[Start Provided records]

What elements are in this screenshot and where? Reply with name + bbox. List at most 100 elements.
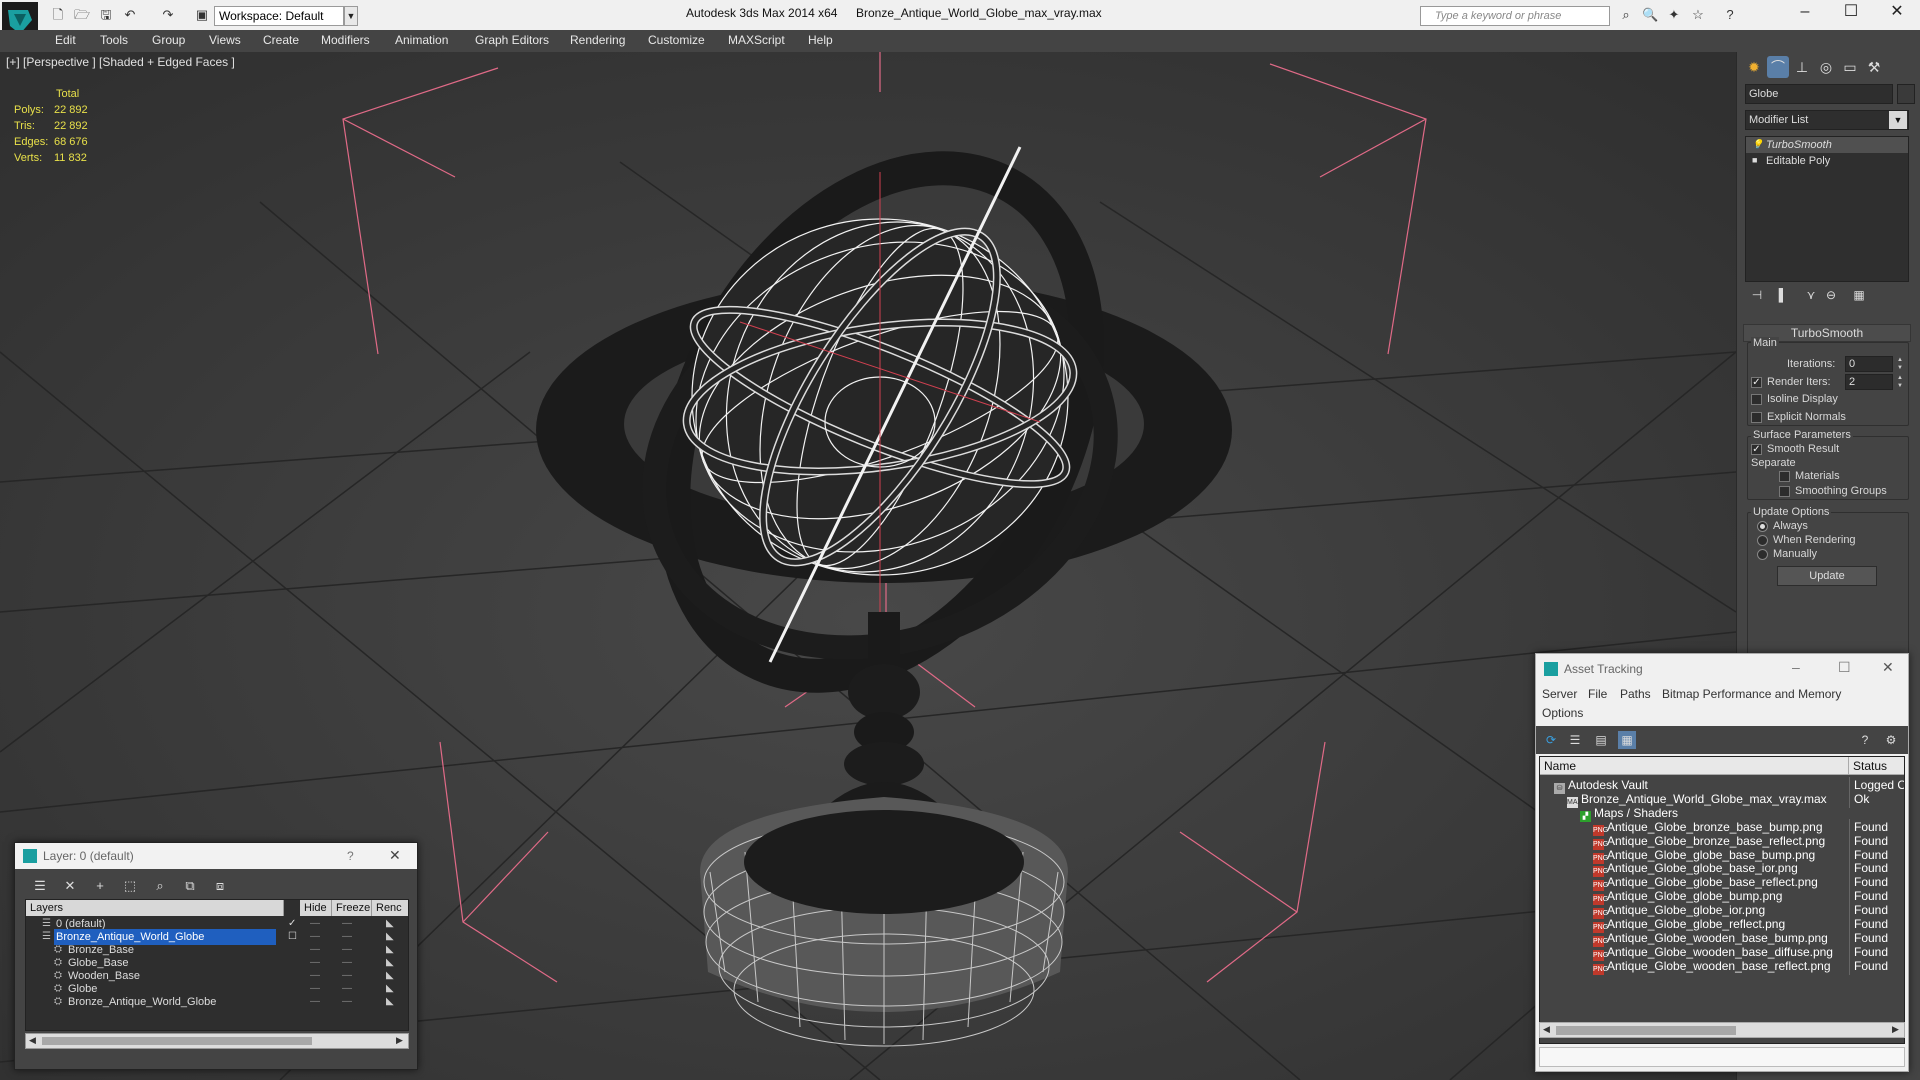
layer-row[interactable]: ⛭ Bronze_Antique_World_Globe — — ◣ bbox=[26, 994, 408, 1010]
object-name-field[interactable]: Globe bbox=[1745, 84, 1893, 104]
scroll-right-icon[interactable]: ▶ bbox=[396, 1035, 403, 1046]
horizontal-scrollbar[interactable]: ◀ ▶ bbox=[1539, 1022, 1905, 1038]
save-file-icon[interactable]: 🖫 bbox=[98, 7, 114, 23]
hierarchy-tab-icon[interactable]: ⊥ bbox=[1791, 56, 1813, 78]
menu-options[interactable]: Options bbox=[1542, 706, 1583, 720]
materials-checkbox[interactable] bbox=[1779, 471, 1790, 482]
column-header[interactable]: Status bbox=[1849, 757, 1904, 775]
scroll-right-icon[interactable]: ▶ bbox=[1892, 1024, 1899, 1035]
lightbulb-icon[interactable]: 💡 bbox=[1752, 140, 1763, 149]
table-view-icon[interactable]: ▦ bbox=[1618, 731, 1636, 749]
render-iters-spinner[interactable]: 2 bbox=[1845, 374, 1893, 390]
minimize-button[interactable]: – bbox=[1782, 0, 1828, 26]
horizontal-scrollbar[interactable]: ◀ ▶ bbox=[25, 1033, 409, 1049]
asset-row[interactable]: PNGAntique_Globe_wooden_base_reflect.png… bbox=[1540, 957, 1904, 975]
workspace-dropdown[interactable]: Workspace: Default bbox=[214, 6, 344, 26]
render-iters-checkbox[interactable]: ✓ bbox=[1751, 377, 1762, 388]
maximize-icon[interactable]: ☐ bbox=[1838, 659, 1851, 676]
open-file-icon[interactable]: 🗁 bbox=[74, 7, 90, 23]
undo-icon[interactable]: ↶ bbox=[122, 7, 138, 23]
menu-paths[interactable]: Paths bbox=[1620, 687, 1651, 701]
remove-modifier-icon[interactable]: ⊖ bbox=[1821, 288, 1841, 306]
menu-customize[interactable]: Customize bbox=[648, 33, 705, 47]
modifier-list-dropdown[interactable]: Modifier List bbox=[1745, 110, 1909, 130]
display-tab-icon[interactable]: ▭ bbox=[1839, 56, 1861, 78]
iterations-spinner[interactable]: 0 bbox=[1845, 356, 1893, 372]
add-to-layer-icon[interactable]: + bbox=[91, 877, 109, 895]
freeze-toggle-icon[interactable]: — bbox=[342, 994, 352, 1010]
minimize-icon[interactable]: – bbox=[1792, 659, 1800, 675]
search-icon[interactable]: 🔍 bbox=[1642, 7, 1658, 23]
chevron-down-icon[interactable]: ▼ bbox=[344, 6, 358, 26]
render-toggle-icon[interactable]: ◣ bbox=[386, 994, 394, 1010]
close-icon[interactable]: ✕ bbox=[1882, 659, 1894, 676]
highlight-layer-icon[interactable]: ⌕ bbox=[151, 877, 169, 895]
motion-tab-icon[interactable]: ◎ bbox=[1815, 56, 1837, 78]
stack-item-editable-poly[interactable]: ■ Editable Poly bbox=[1746, 153, 1908, 169]
menu-bitmap-performance[interactable]: Bitmap Performance and Memory bbox=[1662, 687, 1841, 701]
binoculars-icon[interactable]: ⌕ bbox=[1618, 7, 1634, 23]
menu-group[interactable]: Group bbox=[152, 33, 185, 47]
select-objects-icon[interactable]: ⬚ bbox=[121, 877, 139, 895]
viewport-label[interactable]: [+] [Perspective ] [Shaded + Edged Faces… bbox=[6, 55, 235, 69]
detail-view-icon[interactable]: ▤ bbox=[1592, 731, 1610, 749]
keyword-search-input[interactable]: Type a keyword or phrase bbox=[1420, 6, 1610, 26]
always-radio[interactable] bbox=[1757, 521, 1768, 532]
scroll-left-icon[interactable]: ◀ bbox=[29, 1035, 36, 1046]
stack-item-turbosmooth[interactable]: 💡 TurboSmooth bbox=[1746, 137, 1908, 153]
layer-name[interactable]: Bronze_Antique_World_Globe bbox=[66, 994, 216, 1010]
freeze-all-icon[interactable]: ⧈ bbox=[211, 877, 229, 895]
menu-edit[interactable]: Edit bbox=[55, 33, 76, 47]
utilities-tab-icon[interactable]: ⚒ bbox=[1863, 56, 1885, 78]
menu-modifiers[interactable]: Modifiers bbox=[321, 33, 370, 47]
column-header[interactable]: Layers bbox=[26, 900, 284, 916]
communication-center-icon[interactable]: ✦ bbox=[1666, 7, 1682, 23]
smoothing-groups-checkbox[interactable] bbox=[1779, 486, 1790, 497]
modify-tab-icon[interactable]: ⌒ bbox=[1767, 56, 1789, 78]
close-icon[interactable]: ✕ bbox=[389, 847, 401, 864]
configure-modifier-sets-icon[interactable]: ▦ bbox=[1849, 288, 1869, 306]
when-rendering-radio[interactable] bbox=[1757, 535, 1768, 546]
menu-help[interactable]: Help bbox=[808, 33, 833, 47]
hide-all-icon[interactable]: ⧉ bbox=[181, 877, 199, 895]
menu-graph-editors[interactable]: Graph Editors bbox=[475, 33, 549, 47]
menu-maxscript[interactable]: MAXScript bbox=[728, 33, 785, 47]
object-color-swatch[interactable] bbox=[1897, 84, 1915, 104]
pin-stack-icon[interactable]: ⊣ bbox=[1747, 288, 1767, 306]
help-icon[interactable]: ? bbox=[1856, 731, 1874, 749]
isoline-display-checkbox[interactable] bbox=[1751, 394, 1762, 405]
menu-file[interactable]: File bbox=[1588, 687, 1607, 701]
settings-icon[interactable]: ⚙ bbox=[1882, 731, 1900, 749]
scroll-thumb[interactable] bbox=[1556, 1026, 1736, 1035]
menu-server[interactable]: Server bbox=[1542, 687, 1577, 701]
new-file-icon[interactable]: 🗋 bbox=[50, 7, 66, 23]
help-icon[interactable]: ? bbox=[347, 849, 354, 863]
menu-rendering[interactable]: Rendering bbox=[570, 33, 625, 47]
column-header[interactable]: Name bbox=[1540, 757, 1849, 775]
maximize-button[interactable]: ☐ bbox=[1828, 0, 1874, 26]
list-view-icon[interactable]: ☰ bbox=[1566, 731, 1584, 749]
spinner-arrows-icon[interactable]: ▲ ▼ bbox=[1895, 374, 1905, 390]
hide-toggle-icon[interactable]: — bbox=[310, 994, 320, 1010]
chevron-down-icon[interactable]: ▼ bbox=[1889, 111, 1907, 129]
menu-tools[interactable]: Tools bbox=[100, 33, 128, 47]
create-tab-icon[interactable]: ✹ bbox=[1743, 56, 1765, 78]
make-unique-icon[interactable]: ⋎ bbox=[1801, 288, 1821, 306]
scroll-left-icon[interactable]: ◀ bbox=[1543, 1024, 1550, 1035]
favorites-star-icon[interactable]: ☆ bbox=[1690, 7, 1706, 23]
refresh-icon[interactable]: ⟳ bbox=[1542, 731, 1560, 749]
spinner-arrows-icon[interactable]: ▲ ▼ bbox=[1895, 356, 1905, 372]
explicit-normals-checkbox[interactable] bbox=[1751, 412, 1762, 423]
column-header[interactable]: Renc bbox=[372, 900, 408, 916]
column-header[interactable]: Freeze bbox=[332, 900, 372, 916]
show-end-result-icon[interactable]: ▌ bbox=[1773, 288, 1793, 306]
update-button[interactable]: Update bbox=[1777, 566, 1877, 586]
project-folder-icon[interactable]: ▣ bbox=[194, 7, 210, 23]
column-header[interactable]: Hide bbox=[300, 900, 332, 916]
manually-radio[interactable] bbox=[1757, 549, 1768, 560]
help-icon[interactable]: ? bbox=[1722, 7, 1738, 23]
menu-animation[interactable]: Animation bbox=[395, 33, 448, 47]
redo-icon[interactable]: ↷ bbox=[160, 7, 176, 23]
smooth-result-checkbox[interactable]: ✓ bbox=[1751, 444, 1762, 455]
menu-views[interactable]: Views bbox=[209, 33, 241, 47]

[End Provided records]

● What you will do: Pull out every line of the listing that contains the string "help", and copy each one in full. Case counts.

● Task result:
menu-help[interactable]: Help bbox=[808, 33, 833, 47]
help-icon[interactable]: ? bbox=[1856, 731, 1874, 749]
help-icon[interactable]: ? bbox=[347, 849, 354, 863]
help-icon[interactable]: ? bbox=[1722, 7, 1738, 23]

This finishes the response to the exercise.